● **THE TASK**: In the copy, include every entry exactly but none of the images.

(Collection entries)
○ ○ ○ ○ ○ ○ ○
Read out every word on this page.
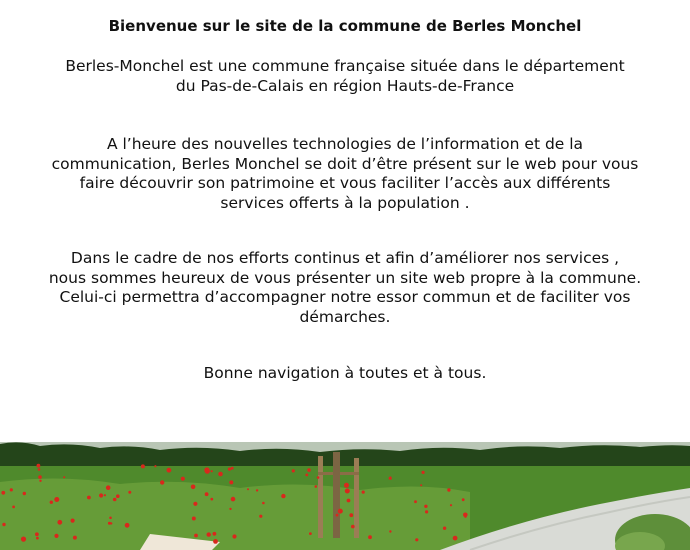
Bienvenue sur le site de la commune de Berles Monchel
Berles-Monchel est une commune française située dans le département
du Pas-de-Calais en région Hauts-de-France
A l’heure des nouvelles technologies de l’information et de la
communication, Berles Monchel se doit d’être présent sur le web pour vous
faire découvrir son patrimoine et vous faciliter l’accès aux différents
services offerts à la population .
Dans le cadre de nos efforts continus et afin d’améliorer nos services ,
nous sommes heureux de vous présenter un site web propre à la commune.
Celui-ci permettra d’accompagner notre essor commun et de faciliter vos
démarches.
Bonne navigation à toutes et à tous.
○ ○ ○ ○ ○ ○ ○
● **THE RESPONSE**:
Read out every word on this page.
Bienvenue sur le site de la commune de Berles Monchel
Berles-Monchel est une commune française située dans le département
du Pas-de-Calais en région Hauts-de-France
A l’heure des nouvelles technologies de l’information et de la
communication, Berles Monchel se doit d’être présent sur le web pour vous
faire découvrir son patrimoine et vous faciliter l’accès aux différents
services offerts à la population .
Dans le cadre de nos efforts continus et afin d’améliorer nos services ,
nous sommes heureux de vous présenter un site web propre à la commune.
Celui-ci permettra d’accompagner notre essor commun et de faciliter vos
démarches.
Bonne navigation à toutes et à tous.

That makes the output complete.